Set task: Which lines hold the word "asking"? Copy each one.

# # # # # # #

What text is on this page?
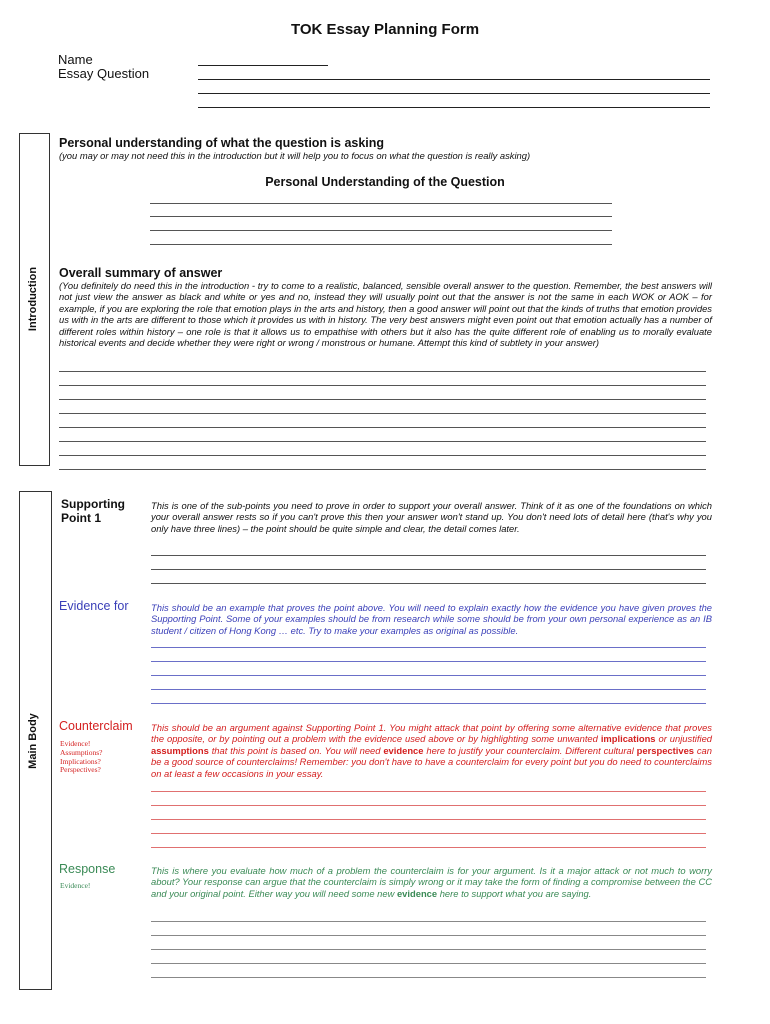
TOK Essay Planning Form
Name
Essay Question
Introduction
Personal understanding of what the question is asking
(you may or may not need this in the introduction but it will help you to focus on what the question is really asking)
Personal Understanding of the Question
Overall summary of answer
(You definitely do need this in the introduction - try to come to a realistic, balanced, sensible overall answer to the question. Remember, the best answers will not just view the answer as black and white or yes and no, instead they will usually point out that the answer is not the same in each WOK or AOK – for example, if you are exploring the role that emotion plays in the arts and history, then a good answer will point out that the kinds of truths that emotion provides us with in the arts are different to those which it provides us with in history. The very best answers might even point out that emotion actually has a number of different roles within history – one role is that it allows us to empathise with others but it also has the quite different role of enabling us to morally evaluate historical events and decide whether they were right or wrong / monstrous or humane. Attempt this kind of subtlety in your answer)
Main Body
Supporting
Point 1
This is one of the sub-points you need to prove in order to support your overall answer. Think of it as one of the foundations on which your overall answer rests so if you can't prove this then your answer won't stand up. You don't need lots of detail here (that's why you only have three lines) – the point should be quite simple and clear, the detail comes later.
Evidence for This should be an example that proves the point above. You will need to explain exactly how the evidence you have given proves the Supporting Point. Some of your examples should be from research while some should be from your own personal experience as an IB student / citizen of Hong Kong … etc. Try to make your examples as original as possible.
Counterclaim
Evidence!
Assumptions?
Implications?
Perspectives?
This should be an argument against Supporting Point 1. You might attack that point by offering some alternative evidence that proves the opposite, or by pointing out a problem with the evidence used above or by highlighting some unwanted implications or unjustified assumptions that this point is based on. You will need evidence here to justify your counterclaim. Different cultural perspectives can be a good source of counterclaims! Remember: you don't have to have a counterclaim for every point but you do need to counterclaims on at least a few occasions in your essay.
Response
Evidence!
This is where you evaluate how much of a problem the counterclaim is for your argument. Is it a major attack or not much to worry about? Your response can argue that the counterclaim is simply wrong or it may take the form of finding a compromise between the CC and your original point. Either way you will need some new evidence here to support what you are saying.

# # # # # # #

Result for this task:
Personal understanding of what the question is asking
(you may or may not need this in the introduction but it will help you to focus on what the question is really asking)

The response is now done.